**PROMPT:** What do the lines from the one containing "Read out every word on this page." through the end of the entries say? Quote them exactly, and only them.

Items from a dataset:
- - - -

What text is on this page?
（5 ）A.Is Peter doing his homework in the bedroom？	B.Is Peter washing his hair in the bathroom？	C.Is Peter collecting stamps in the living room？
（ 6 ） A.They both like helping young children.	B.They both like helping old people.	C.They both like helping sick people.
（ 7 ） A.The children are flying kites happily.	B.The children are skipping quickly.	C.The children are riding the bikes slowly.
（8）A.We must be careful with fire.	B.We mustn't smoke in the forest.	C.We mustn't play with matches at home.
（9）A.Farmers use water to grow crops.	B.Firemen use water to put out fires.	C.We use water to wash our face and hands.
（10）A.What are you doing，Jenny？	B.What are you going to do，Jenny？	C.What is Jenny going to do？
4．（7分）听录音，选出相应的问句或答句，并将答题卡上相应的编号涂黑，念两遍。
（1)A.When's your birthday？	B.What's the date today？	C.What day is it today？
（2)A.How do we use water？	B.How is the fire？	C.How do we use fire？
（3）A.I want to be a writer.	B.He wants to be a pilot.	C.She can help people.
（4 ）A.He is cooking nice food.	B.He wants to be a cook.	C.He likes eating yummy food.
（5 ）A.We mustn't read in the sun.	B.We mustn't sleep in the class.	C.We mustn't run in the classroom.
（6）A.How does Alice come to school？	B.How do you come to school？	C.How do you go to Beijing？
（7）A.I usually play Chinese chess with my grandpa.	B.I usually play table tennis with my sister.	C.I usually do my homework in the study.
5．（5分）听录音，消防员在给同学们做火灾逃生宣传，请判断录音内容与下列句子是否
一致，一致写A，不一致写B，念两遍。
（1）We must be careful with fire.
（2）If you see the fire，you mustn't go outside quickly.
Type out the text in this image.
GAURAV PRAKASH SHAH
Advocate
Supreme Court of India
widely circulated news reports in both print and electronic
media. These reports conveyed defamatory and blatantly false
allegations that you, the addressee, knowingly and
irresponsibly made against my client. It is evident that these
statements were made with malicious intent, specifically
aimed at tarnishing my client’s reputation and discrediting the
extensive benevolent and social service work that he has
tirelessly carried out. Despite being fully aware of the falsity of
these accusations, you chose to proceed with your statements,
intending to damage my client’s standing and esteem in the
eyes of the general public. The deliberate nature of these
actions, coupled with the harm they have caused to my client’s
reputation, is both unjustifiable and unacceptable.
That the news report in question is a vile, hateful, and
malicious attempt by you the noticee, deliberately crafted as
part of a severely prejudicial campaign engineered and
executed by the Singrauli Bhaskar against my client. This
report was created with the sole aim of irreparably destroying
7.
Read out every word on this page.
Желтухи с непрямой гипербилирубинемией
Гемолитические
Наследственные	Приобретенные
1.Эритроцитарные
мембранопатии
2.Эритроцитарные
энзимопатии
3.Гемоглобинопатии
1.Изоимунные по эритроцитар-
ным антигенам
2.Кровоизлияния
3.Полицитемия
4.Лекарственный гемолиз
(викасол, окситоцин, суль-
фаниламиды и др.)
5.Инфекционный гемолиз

- - - -

**TASK RESPONSE:**
Read out every word on this page.
Желтухи с непрямой гипербилирубинемией
Гемолитические
Наследственные	Приобретенные
1.Эритроцитарные
мембранопатии
2.Эритроцитарные
энзимопатии
3.Гемоглобинопатии
1.Изоимунные по эритроцитар-
ным антигенам
2.Кровоизлияния
3.Полицитемия
4.Лекарственный гемолиз
(викасол, окситоцин, суль-
фаниламиды и др.)
5.Инфекционный гемолиз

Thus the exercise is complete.